## [Stated exercise]
Locate the word "inferencias" in the data below, then copy every line that holds it.

## [Material to process]
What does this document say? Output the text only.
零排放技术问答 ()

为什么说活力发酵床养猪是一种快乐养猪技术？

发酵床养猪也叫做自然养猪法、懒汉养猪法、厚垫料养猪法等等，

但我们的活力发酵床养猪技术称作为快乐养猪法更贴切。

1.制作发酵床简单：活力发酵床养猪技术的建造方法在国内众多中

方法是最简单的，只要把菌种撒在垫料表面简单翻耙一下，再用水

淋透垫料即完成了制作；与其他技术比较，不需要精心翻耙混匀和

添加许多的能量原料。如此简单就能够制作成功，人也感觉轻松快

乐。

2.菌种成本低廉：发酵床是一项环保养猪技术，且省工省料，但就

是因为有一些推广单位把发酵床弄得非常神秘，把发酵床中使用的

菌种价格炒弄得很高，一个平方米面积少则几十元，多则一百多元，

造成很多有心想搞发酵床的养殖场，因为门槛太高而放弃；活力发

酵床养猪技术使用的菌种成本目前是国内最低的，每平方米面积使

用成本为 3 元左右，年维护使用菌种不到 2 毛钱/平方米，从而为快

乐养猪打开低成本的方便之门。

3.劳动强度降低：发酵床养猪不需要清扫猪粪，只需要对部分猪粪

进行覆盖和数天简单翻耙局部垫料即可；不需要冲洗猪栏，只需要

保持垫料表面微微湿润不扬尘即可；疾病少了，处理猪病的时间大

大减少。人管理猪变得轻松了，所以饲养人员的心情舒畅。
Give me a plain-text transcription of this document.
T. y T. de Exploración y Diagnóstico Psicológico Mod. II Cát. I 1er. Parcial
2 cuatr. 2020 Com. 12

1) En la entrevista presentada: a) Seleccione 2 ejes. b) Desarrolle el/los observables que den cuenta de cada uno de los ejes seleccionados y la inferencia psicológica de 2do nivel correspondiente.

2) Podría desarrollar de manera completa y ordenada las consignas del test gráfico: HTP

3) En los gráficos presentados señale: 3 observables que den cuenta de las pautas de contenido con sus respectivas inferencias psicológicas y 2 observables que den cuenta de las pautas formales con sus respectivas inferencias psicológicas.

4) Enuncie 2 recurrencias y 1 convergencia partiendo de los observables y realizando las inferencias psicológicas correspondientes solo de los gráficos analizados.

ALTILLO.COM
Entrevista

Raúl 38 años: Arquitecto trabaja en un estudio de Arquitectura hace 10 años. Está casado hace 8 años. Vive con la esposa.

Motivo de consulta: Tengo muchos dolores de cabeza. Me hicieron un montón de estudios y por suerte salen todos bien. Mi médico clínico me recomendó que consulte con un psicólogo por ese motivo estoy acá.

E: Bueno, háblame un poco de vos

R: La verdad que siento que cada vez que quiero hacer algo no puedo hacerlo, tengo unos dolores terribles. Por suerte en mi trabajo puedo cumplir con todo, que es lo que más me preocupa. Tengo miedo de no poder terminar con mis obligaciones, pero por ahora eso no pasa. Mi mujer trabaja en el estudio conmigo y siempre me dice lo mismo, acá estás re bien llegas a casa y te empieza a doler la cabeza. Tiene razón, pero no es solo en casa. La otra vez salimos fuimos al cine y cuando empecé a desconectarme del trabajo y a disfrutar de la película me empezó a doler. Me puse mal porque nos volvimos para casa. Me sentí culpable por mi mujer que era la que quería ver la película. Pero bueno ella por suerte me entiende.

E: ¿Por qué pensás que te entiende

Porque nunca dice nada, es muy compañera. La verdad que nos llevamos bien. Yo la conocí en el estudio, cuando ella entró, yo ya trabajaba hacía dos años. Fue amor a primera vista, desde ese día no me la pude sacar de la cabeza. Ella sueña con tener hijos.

## [Correct answer]
3) En los gráficos presentados señale: 3 observables que den cuenta de las pautas de contenido con sus respectivas inferencias psicológicas y 2 observables que den cuenta de las pautas formales con sus respectivas inferencias psicológicas.
4) Enuncie 2 recurrencias y 1 convergencia partiendo de los observables y realizando las inferencias psicológicas correspondientes solo de los gráficos analizados.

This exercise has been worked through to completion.